>> start
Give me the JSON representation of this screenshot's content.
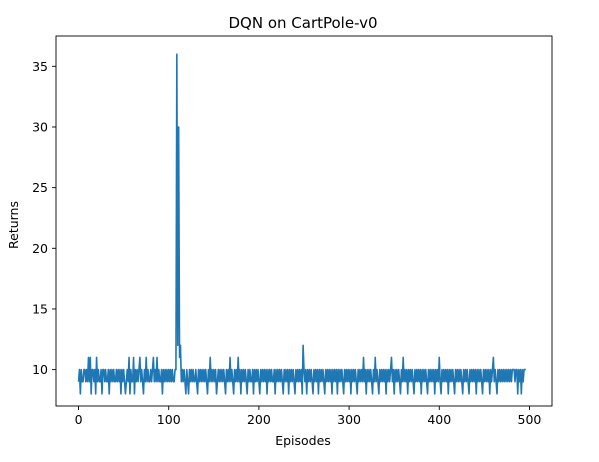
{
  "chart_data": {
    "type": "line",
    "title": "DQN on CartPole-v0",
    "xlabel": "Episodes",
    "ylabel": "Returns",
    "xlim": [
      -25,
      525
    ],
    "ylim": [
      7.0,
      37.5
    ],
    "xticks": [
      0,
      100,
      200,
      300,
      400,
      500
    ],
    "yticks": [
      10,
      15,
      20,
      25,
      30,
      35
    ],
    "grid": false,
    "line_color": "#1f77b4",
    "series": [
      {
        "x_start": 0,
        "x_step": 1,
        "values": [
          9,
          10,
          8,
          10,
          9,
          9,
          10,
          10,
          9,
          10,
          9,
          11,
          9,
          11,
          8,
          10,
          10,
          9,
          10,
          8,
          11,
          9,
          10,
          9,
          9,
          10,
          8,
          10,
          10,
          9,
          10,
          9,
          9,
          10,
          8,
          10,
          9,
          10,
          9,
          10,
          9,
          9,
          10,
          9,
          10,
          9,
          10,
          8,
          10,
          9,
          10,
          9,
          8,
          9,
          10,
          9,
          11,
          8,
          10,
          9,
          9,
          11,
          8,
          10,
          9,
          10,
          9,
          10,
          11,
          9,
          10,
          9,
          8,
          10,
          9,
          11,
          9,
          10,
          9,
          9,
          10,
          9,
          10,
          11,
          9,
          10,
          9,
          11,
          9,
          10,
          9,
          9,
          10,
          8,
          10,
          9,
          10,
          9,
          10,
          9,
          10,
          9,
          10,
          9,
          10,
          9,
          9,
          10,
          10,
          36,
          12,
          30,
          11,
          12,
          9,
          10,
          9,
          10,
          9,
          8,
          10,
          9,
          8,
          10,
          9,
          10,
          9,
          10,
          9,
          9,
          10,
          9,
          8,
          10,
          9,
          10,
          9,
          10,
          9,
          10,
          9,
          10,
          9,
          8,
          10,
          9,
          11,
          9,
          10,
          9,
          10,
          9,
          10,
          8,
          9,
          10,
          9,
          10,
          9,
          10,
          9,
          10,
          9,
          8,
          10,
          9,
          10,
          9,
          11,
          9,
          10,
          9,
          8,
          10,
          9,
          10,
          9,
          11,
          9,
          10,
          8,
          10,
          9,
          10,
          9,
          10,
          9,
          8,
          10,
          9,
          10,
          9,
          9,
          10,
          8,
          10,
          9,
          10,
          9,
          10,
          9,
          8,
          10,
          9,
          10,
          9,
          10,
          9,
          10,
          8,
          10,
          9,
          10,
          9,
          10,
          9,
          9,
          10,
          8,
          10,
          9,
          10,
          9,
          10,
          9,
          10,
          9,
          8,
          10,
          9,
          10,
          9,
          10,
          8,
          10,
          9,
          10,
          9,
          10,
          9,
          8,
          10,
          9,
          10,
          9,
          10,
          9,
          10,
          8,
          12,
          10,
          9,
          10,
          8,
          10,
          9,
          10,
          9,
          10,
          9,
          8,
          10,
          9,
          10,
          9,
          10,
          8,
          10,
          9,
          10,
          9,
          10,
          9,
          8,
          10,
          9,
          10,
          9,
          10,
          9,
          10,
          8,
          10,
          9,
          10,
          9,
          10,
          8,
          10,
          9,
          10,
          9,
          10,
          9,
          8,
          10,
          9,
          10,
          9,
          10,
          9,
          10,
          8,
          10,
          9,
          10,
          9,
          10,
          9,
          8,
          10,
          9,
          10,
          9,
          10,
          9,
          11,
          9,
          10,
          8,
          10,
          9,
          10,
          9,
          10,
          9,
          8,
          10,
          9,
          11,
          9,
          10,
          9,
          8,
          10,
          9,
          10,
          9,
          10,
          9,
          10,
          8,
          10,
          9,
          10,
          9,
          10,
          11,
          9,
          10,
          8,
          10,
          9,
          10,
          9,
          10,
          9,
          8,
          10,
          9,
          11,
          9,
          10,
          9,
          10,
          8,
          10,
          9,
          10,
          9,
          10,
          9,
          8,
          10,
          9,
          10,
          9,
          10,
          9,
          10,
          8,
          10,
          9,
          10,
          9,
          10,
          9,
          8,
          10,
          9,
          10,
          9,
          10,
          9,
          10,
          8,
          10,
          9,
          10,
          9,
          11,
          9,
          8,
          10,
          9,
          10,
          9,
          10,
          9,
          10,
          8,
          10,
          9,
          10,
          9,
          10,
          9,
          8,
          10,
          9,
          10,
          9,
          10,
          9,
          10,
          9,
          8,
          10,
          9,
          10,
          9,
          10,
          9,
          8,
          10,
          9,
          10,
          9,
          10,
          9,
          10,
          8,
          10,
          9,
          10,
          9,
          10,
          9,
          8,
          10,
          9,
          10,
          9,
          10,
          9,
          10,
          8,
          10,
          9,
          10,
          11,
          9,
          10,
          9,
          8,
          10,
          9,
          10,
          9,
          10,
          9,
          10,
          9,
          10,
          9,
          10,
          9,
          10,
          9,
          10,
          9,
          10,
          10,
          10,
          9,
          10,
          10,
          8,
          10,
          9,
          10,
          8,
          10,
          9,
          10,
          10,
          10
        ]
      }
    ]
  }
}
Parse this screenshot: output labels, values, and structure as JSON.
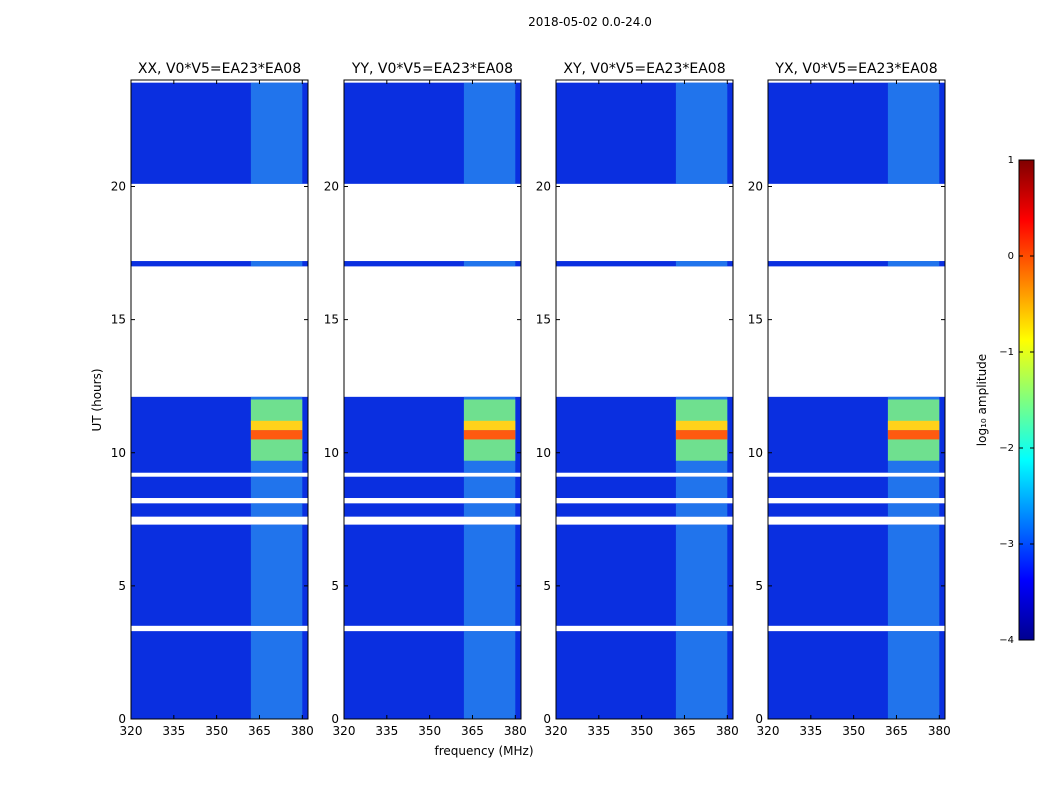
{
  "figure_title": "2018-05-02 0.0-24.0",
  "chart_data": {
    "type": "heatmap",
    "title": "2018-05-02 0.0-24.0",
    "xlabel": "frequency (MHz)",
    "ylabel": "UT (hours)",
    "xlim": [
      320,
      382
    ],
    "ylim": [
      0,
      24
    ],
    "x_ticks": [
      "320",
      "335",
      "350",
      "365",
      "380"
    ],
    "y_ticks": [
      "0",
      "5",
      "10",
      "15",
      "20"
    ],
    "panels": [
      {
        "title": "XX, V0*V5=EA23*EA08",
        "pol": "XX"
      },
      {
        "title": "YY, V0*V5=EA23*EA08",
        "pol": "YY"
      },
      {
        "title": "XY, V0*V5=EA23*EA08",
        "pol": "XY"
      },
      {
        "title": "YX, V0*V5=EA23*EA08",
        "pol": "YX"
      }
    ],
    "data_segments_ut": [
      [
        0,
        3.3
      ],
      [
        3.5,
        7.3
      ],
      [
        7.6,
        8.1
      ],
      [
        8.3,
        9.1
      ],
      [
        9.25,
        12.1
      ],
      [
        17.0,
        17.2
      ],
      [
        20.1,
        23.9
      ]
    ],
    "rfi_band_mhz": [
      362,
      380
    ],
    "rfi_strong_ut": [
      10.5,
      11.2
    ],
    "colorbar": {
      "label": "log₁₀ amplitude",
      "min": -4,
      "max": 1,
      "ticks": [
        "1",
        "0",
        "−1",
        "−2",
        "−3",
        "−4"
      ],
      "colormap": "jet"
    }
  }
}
>> end
Copy down every line of the entries containing the word "screenshot".

Give me the JSON representation of this screenshot's content.
Parse this screenshot: output labels, values, and structure as JSON.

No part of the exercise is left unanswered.